Supplied data:
════════════════

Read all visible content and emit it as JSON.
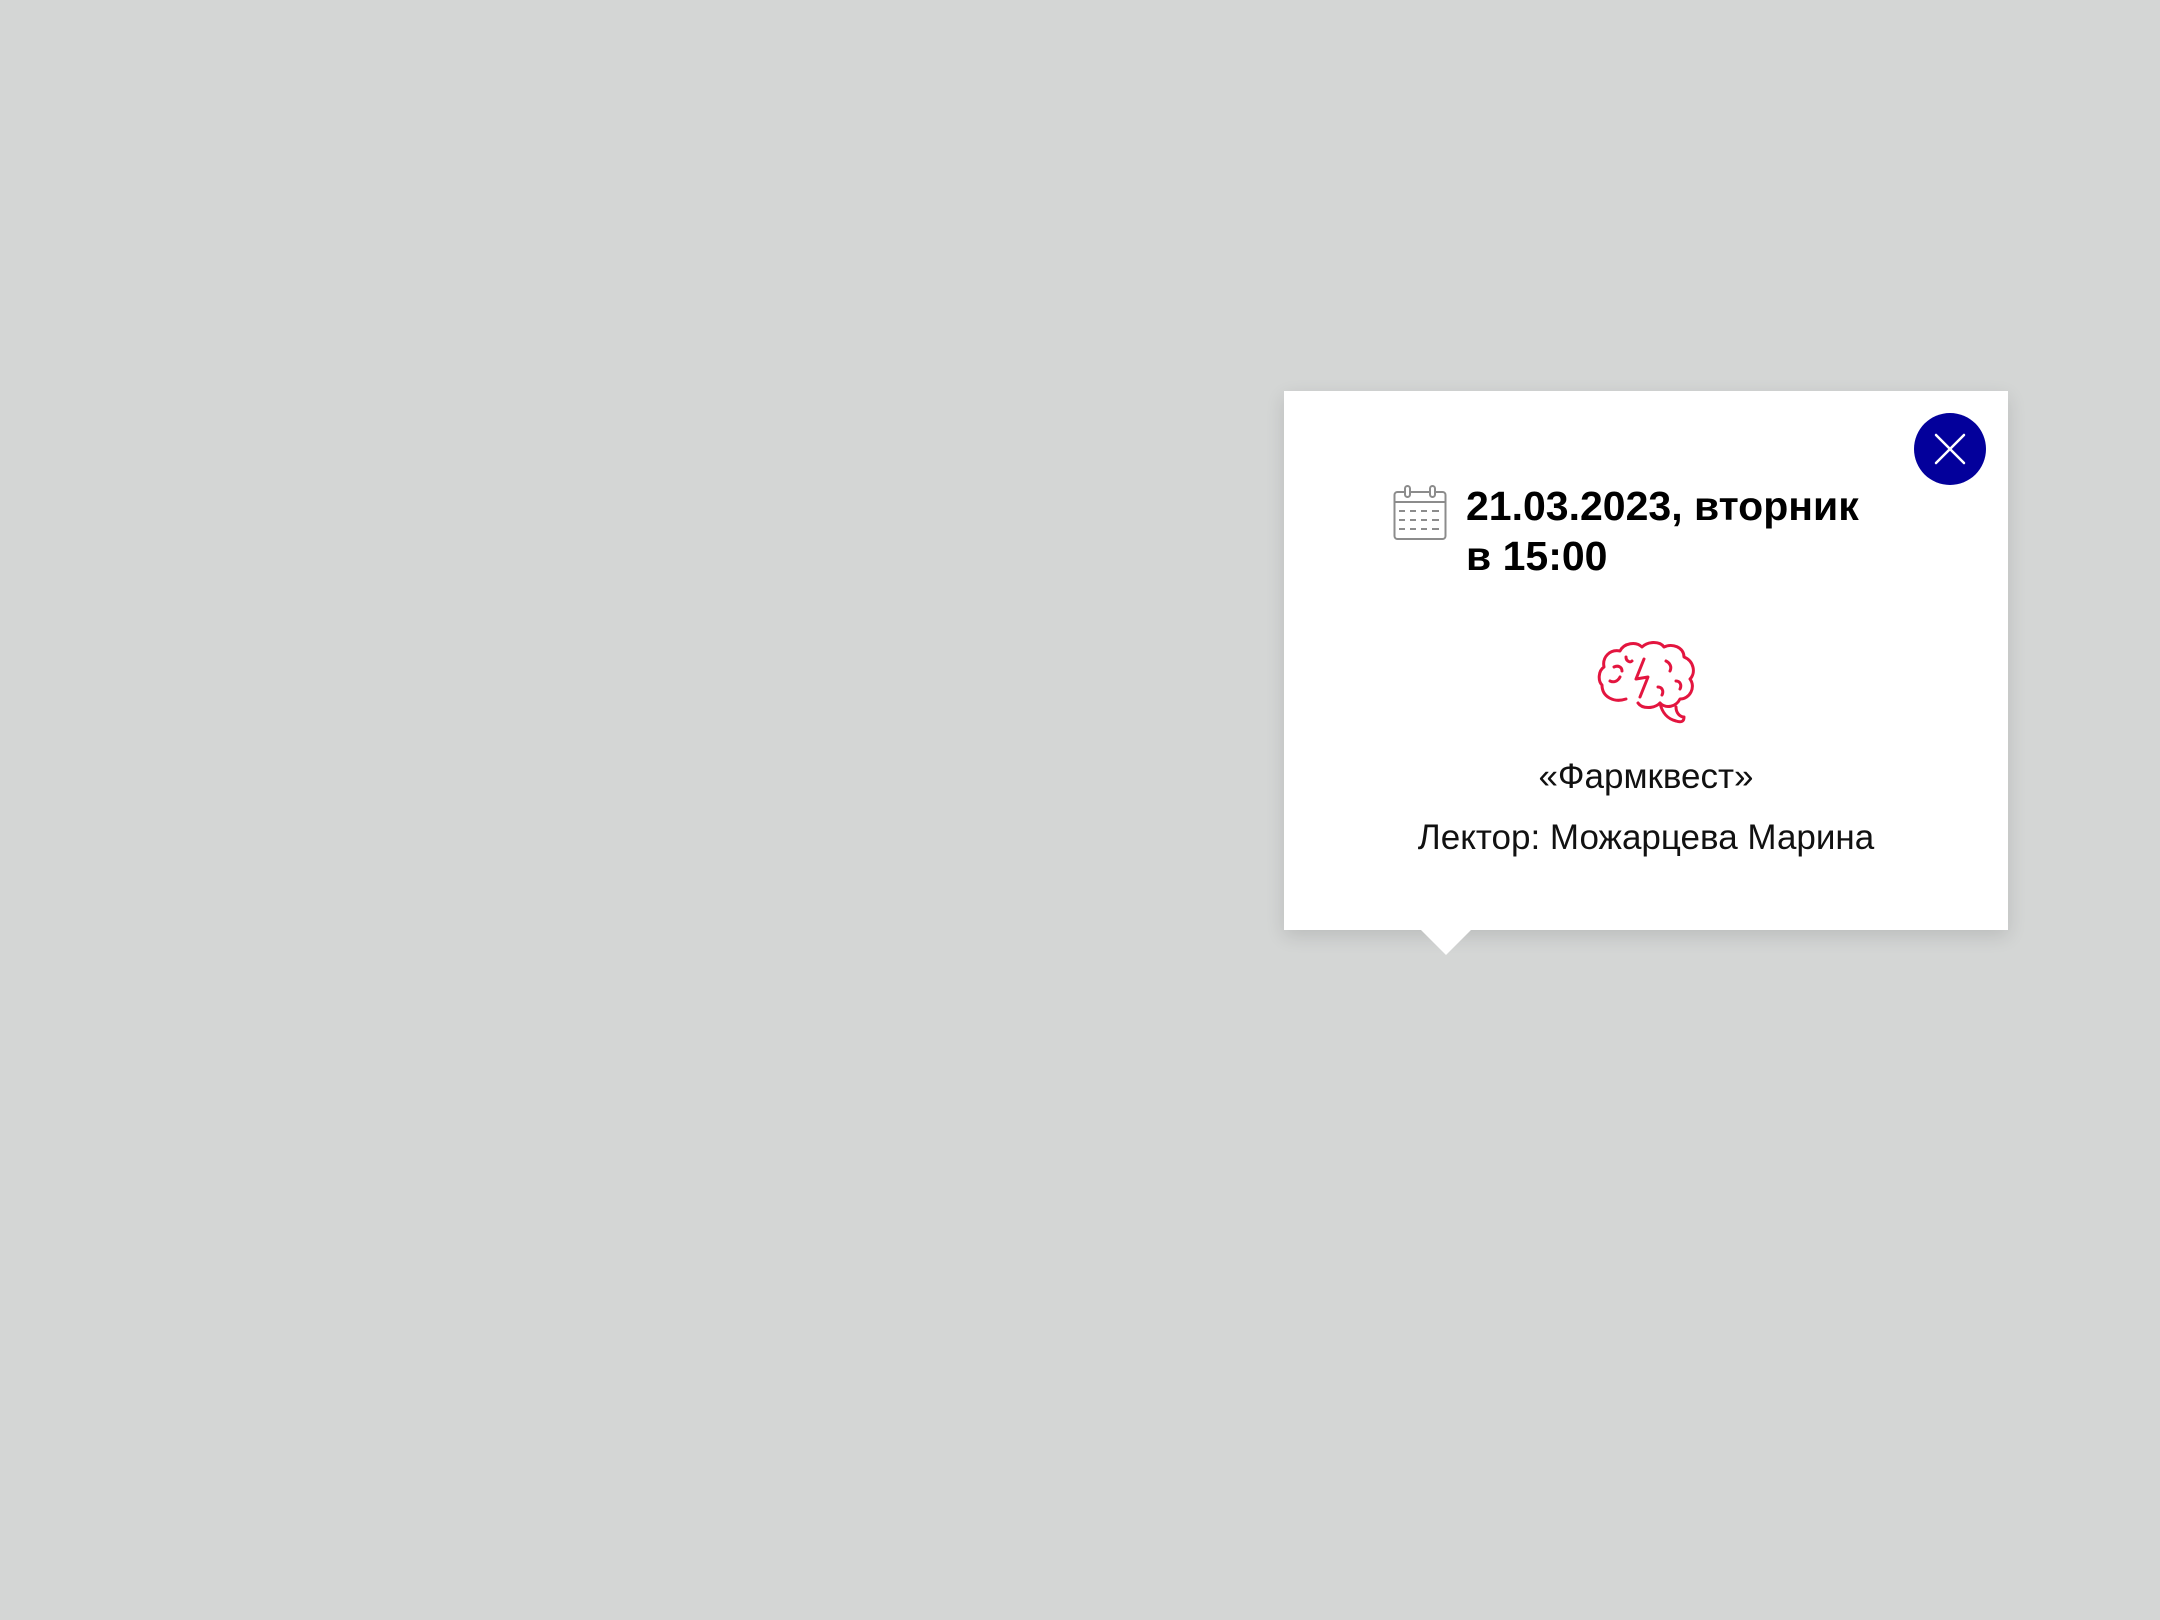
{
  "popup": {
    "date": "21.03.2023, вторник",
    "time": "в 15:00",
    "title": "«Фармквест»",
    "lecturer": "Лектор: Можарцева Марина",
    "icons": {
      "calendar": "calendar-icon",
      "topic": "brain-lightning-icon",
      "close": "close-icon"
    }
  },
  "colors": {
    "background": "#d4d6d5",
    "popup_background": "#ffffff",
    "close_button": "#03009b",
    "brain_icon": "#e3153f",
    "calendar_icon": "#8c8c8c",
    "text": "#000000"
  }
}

════════════════

Your objective: Leave out the pictures and reproduce the rest of the listing exactly.

Response to this exercise:
Read all visible content and emit it as JSON.
{
  "popup": {
    "date": "21.03.2023, вторник",
    "time": "в 15:00",
    "title": "«Фармквест»",
    "lecturer": "Лектор: Можарцева Марина",
    "icons": {
      "calendar": "calendar-icon",
      "topic": "brain-lightning-icon",
      "close": "close-icon"
    }
  },
  "colors": {
    "background": "#d4d6d5",
    "popup_background": "#ffffff",
    "close_button": "#03009b",
    "brain_icon": "#e3153f",
    "calendar_icon": "#8c8c8c",
    "text": "#000000"
  }
}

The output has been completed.